# What is required
Extract each line from the entries below that has the string "playing" in it.

# Data rows
.....

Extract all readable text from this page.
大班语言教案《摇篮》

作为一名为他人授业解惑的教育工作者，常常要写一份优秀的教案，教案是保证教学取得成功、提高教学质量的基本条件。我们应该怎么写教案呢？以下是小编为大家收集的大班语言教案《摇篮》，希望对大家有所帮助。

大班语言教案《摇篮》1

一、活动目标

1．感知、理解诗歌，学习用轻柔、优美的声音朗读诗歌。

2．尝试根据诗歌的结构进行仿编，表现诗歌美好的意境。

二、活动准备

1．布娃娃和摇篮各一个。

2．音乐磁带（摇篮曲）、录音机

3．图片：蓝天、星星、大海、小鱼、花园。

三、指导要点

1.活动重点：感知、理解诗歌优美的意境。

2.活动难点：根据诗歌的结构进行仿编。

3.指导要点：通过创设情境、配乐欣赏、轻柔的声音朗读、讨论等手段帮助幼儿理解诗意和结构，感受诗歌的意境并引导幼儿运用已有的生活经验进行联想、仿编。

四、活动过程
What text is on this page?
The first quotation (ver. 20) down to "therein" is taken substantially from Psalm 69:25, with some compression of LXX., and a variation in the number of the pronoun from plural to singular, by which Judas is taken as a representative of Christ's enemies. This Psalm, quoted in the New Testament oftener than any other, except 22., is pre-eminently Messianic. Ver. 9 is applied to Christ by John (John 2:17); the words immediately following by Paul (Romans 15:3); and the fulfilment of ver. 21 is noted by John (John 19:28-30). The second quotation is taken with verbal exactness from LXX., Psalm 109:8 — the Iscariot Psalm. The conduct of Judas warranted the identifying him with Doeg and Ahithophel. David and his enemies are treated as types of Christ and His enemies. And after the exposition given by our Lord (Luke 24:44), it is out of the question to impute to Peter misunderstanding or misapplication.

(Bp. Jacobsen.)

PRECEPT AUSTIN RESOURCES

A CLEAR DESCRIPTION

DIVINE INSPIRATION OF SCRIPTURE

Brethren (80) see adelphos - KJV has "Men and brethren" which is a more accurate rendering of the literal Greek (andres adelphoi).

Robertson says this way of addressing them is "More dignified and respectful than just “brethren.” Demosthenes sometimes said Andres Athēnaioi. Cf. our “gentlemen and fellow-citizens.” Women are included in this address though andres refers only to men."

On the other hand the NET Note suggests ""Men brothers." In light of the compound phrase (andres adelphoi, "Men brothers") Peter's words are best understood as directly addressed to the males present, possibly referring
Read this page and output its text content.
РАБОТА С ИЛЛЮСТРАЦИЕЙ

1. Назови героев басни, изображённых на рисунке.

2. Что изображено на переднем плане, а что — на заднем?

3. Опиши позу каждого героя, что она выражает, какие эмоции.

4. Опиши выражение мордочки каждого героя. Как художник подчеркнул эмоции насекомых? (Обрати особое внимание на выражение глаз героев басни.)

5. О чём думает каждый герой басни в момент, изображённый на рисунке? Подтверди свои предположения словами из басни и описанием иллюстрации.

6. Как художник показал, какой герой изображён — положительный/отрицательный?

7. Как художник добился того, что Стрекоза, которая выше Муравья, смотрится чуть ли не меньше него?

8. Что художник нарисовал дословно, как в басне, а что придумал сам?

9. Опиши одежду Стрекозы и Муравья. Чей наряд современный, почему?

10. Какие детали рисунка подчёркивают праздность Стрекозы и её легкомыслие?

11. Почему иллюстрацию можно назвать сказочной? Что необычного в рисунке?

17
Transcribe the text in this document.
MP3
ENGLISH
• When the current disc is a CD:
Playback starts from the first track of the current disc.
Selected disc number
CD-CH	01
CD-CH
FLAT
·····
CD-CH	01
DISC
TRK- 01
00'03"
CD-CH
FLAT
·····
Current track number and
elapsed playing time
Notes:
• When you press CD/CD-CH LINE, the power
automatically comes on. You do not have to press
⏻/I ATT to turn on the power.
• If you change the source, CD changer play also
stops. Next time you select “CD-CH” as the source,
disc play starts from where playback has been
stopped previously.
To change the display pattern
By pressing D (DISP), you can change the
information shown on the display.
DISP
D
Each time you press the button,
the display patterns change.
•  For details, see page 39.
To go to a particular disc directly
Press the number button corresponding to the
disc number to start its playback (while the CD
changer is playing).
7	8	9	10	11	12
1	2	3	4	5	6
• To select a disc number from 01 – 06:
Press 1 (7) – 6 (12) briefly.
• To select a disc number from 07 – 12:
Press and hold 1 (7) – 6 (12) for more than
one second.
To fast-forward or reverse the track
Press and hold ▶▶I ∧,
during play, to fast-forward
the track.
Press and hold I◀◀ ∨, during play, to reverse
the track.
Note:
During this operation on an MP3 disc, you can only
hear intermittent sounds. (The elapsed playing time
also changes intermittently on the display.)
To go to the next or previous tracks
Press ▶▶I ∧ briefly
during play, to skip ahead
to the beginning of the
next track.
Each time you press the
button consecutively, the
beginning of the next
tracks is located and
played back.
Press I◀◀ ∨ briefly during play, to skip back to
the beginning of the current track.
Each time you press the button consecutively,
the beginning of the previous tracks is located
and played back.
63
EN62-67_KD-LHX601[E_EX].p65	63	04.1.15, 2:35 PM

.....

# In response
elapsed playing time
changer is playing).
hear intermittent sounds. (The elapsed playing time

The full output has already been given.